##### SOURCE DATA

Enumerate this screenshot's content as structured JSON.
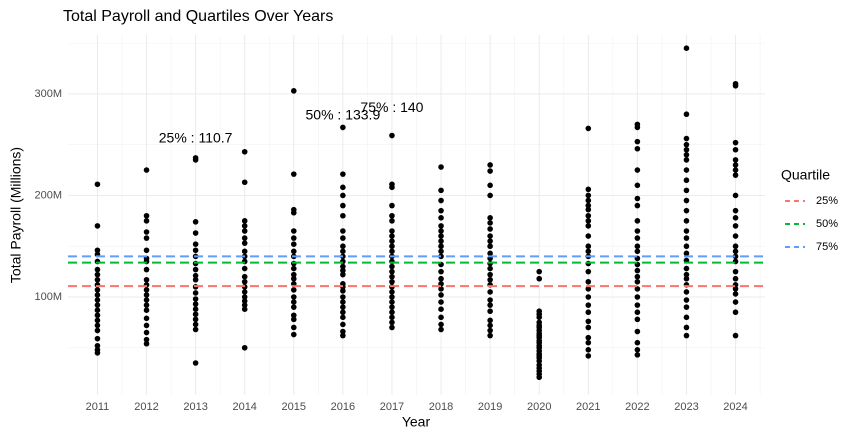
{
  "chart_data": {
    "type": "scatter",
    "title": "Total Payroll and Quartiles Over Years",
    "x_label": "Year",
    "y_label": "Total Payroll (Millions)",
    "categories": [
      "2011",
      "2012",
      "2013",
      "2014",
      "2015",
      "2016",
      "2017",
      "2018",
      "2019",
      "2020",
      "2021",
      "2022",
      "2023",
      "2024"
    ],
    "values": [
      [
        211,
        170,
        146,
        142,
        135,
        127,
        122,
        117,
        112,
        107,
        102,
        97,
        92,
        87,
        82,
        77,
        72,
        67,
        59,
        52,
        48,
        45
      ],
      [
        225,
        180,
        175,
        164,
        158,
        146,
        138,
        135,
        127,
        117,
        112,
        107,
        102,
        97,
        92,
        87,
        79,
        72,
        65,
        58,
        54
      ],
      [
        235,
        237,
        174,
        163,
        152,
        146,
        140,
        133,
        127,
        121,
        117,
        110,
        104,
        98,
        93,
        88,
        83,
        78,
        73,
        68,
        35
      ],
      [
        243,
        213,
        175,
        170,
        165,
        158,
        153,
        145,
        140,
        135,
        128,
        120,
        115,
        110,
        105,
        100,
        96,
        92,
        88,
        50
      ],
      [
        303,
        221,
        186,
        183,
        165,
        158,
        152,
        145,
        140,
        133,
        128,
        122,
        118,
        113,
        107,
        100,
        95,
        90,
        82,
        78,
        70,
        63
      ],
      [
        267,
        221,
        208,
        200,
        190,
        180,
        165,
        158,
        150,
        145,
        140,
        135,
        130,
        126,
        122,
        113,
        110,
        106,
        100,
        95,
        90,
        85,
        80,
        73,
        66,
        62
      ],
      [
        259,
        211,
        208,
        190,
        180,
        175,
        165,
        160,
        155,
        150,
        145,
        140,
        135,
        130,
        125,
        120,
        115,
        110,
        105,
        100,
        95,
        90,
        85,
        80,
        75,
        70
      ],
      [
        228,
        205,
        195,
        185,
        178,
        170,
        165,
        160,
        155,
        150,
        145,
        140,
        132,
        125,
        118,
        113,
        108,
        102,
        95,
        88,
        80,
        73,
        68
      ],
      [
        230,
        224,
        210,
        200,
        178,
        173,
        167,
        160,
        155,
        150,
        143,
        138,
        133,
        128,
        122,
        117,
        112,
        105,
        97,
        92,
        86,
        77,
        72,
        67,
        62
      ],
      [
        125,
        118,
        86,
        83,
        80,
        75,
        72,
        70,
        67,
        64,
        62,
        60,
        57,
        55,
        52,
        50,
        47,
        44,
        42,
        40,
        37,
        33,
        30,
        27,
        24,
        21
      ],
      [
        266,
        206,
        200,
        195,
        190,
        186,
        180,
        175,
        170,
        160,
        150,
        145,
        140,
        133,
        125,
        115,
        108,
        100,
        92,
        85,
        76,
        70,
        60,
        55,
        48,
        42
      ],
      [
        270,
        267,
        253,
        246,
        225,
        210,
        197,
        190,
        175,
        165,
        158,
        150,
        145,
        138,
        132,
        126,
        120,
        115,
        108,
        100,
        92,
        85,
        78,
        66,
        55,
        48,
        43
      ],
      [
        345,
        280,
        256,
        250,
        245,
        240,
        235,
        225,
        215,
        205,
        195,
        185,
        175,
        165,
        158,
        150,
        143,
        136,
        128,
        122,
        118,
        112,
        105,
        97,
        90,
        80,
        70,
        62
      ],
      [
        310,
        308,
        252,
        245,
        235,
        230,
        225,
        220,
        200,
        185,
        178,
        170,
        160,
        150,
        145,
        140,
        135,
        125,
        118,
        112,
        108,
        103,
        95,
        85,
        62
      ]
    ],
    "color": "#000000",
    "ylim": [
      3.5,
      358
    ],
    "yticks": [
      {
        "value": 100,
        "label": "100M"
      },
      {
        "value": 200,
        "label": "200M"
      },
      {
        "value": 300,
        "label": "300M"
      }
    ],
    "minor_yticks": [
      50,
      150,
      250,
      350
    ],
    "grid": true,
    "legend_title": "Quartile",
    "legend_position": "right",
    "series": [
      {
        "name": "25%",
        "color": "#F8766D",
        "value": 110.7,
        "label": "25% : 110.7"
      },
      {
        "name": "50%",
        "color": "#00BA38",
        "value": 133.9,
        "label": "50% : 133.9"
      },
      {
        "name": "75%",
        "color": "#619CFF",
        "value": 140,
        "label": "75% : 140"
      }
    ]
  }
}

##########

## STATED EXERCISE:
Print every record above exactly as written, leaving out the pictures.

## THE RESPONSE:
Enumerate this screenshot's content as structured JSON.
{
  "chart_data": {
    "type": "scatter",
    "title": "Total Payroll and Quartiles Over Years",
    "x_label": "Year",
    "y_label": "Total Payroll (Millions)",
    "categories": [
      "2011",
      "2012",
      "2013",
      "2014",
      "2015",
      "2016",
      "2017",
      "2018",
      "2019",
      "2020",
      "2021",
      "2022",
      "2023",
      "2024"
    ],
    "values": [
      [
        211,
        170,
        146,
        142,
        135,
        127,
        122,
        117,
        112,
        107,
        102,
        97,
        92,
        87,
        82,
        77,
        72,
        67,
        59,
        52,
        48,
        45
      ],
      [
        225,
        180,
        175,
        164,
        158,
        146,
        138,
        135,
        127,
        117,
        112,
        107,
        102,
        97,
        92,
        87,
        79,
        72,
        65,
        58,
        54
      ],
      [
        235,
        237,
        174,
        163,
        152,
        146,
        140,
        133,
        127,
        121,
        117,
        110,
        104,
        98,
        93,
        88,
        83,
        78,
        73,
        68,
        35
      ],
      [
        243,
        213,
        175,
        170,
        165,
        158,
        153,
        145,
        140,
        135,
        128,
        120,
        115,
        110,
        105,
        100,
        96,
        92,
        88,
        50
      ],
      [
        303,
        221,
        186,
        183,
        165,
        158,
        152,
        145,
        140,
        133,
        128,
        122,
        118,
        113,
        107,
        100,
        95,
        90,
        82,
        78,
        70,
        63
      ],
      [
        267,
        221,
        208,
        200,
        190,
        180,
        165,
        158,
        150,
        145,
        140,
        135,
        130,
        126,
        122,
        113,
        110,
        106,
        100,
        95,
        90,
        85,
        80,
        73,
        66,
        62
      ],
      [
        259,
        211,
        208,
        190,
        180,
        175,
        165,
        160,
        155,
        150,
        145,
        140,
        135,
        130,
        125,
        120,
        115,
        110,
        105,
        100,
        95,
        90,
        85,
        80,
        75,
        70
      ],
      [
        228,
        205,
        195,
        185,
        178,
        170,
        165,
        160,
        155,
        150,
        145,
        140,
        132,
        125,
        118,
        113,
        108,
        102,
        95,
        88,
        80,
        73,
        68
      ],
      [
        230,
        224,
        210,
        200,
        178,
        173,
        167,
        160,
        155,
        150,
        143,
        138,
        133,
        128,
        122,
        117,
        112,
        105,
        97,
        92,
        86,
        77,
        72,
        67,
        62
      ],
      [
        125,
        118,
        86,
        83,
        80,
        75,
        72,
        70,
        67,
        64,
        62,
        60,
        57,
        55,
        52,
        50,
        47,
        44,
        42,
        40,
        37,
        33,
        30,
        27,
        24,
        21
      ],
      [
        266,
        206,
        200,
        195,
        190,
        186,
        180,
        175,
        170,
        160,
        150,
        145,
        140,
        133,
        125,
        115,
        108,
        100,
        92,
        85,
        76,
        70,
        60,
        55,
        48,
        42
      ],
      [
        270,
        267,
        253,
        246,
        225,
        210,
        197,
        190,
        175,
        165,
        158,
        150,
        145,
        138,
        132,
        126,
        120,
        115,
        108,
        100,
        92,
        85,
        78,
        66,
        55,
        48,
        43
      ],
      [
        345,
        280,
        256,
        250,
        245,
        240,
        235,
        225,
        215,
        205,
        195,
        185,
        175,
        165,
        158,
        150,
        143,
        136,
        128,
        122,
        118,
        112,
        105,
        97,
        90,
        80,
        70,
        62
      ],
      [
        310,
        308,
        252,
        245,
        235,
        230,
        225,
        220,
        200,
        185,
        178,
        170,
        160,
        150,
        145,
        140,
        135,
        125,
        118,
        112,
        108,
        103,
        95,
        85,
        62
      ]
    ],
    "color": "#000000",
    "ylim": [
      3.5,
      358
    ],
    "yticks": [
      {
        "value": 100,
        "label": "100M"
      },
      {
        "value": 200,
        "label": "200M"
      },
      {
        "value": 300,
        "label": "300M"
      }
    ],
    "minor_yticks": [
      50,
      150,
      250,
      350
    ],
    "grid": true,
    "legend_title": "Quartile",
    "legend_position": "right",
    "series": [
      {
        "name": "25%",
        "color": "#F8766D",
        "value": 110.7,
        "label": "25% : 110.7"
      },
      {
        "name": "50%",
        "color": "#00BA38",
        "value": 133.9,
        "label": "50% : 133.9"
      },
      {
        "name": "75%",
        "color": "#619CFF",
        "value": 140,
        "label": "75% : 140"
      }
    ]
  }
}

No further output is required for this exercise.